Exercise objective
From the listing below, work out the number of lines containing "Navigationssystems" and give that number without comment.

Extracted material
========================

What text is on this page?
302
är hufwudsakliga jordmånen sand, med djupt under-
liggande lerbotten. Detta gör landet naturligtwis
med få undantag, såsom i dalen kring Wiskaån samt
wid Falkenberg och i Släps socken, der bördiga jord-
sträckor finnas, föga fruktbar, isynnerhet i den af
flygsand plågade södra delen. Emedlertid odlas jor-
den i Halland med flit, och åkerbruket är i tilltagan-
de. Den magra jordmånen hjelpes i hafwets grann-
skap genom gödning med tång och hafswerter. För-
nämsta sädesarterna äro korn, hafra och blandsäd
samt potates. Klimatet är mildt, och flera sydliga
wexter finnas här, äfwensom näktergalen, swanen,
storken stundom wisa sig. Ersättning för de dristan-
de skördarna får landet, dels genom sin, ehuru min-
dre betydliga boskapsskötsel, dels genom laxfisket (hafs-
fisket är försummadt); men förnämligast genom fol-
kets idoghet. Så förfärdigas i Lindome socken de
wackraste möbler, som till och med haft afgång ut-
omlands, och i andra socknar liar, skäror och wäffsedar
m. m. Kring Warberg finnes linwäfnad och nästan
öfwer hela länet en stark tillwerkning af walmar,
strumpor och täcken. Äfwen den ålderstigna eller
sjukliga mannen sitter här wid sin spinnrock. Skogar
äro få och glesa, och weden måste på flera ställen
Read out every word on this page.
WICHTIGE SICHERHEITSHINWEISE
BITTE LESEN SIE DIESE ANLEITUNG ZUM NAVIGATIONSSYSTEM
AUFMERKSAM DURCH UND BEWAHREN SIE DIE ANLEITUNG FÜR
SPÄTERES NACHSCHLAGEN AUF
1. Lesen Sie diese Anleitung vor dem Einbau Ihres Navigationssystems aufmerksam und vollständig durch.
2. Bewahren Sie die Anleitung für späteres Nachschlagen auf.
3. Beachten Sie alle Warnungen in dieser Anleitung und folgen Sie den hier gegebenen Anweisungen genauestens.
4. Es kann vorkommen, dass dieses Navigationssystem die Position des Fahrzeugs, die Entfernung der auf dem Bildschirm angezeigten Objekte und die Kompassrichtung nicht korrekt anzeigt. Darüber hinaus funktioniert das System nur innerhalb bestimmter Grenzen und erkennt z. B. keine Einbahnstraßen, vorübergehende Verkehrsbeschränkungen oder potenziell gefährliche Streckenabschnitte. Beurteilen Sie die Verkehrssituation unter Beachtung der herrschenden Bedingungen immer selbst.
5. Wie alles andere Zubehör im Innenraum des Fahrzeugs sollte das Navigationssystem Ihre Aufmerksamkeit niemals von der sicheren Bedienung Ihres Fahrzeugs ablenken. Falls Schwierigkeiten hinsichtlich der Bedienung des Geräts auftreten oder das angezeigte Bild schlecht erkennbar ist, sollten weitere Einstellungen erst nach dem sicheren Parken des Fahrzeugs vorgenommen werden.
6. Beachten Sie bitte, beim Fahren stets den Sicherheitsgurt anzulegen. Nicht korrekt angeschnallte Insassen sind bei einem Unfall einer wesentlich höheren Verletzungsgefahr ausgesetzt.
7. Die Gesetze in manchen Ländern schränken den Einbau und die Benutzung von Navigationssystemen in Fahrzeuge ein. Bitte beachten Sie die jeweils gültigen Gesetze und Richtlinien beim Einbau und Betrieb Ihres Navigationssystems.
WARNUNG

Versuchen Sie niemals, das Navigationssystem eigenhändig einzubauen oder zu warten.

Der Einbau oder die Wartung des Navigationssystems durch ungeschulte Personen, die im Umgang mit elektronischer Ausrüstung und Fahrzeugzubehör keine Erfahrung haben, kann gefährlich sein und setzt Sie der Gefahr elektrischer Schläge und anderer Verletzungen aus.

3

========================

Exercise answer
3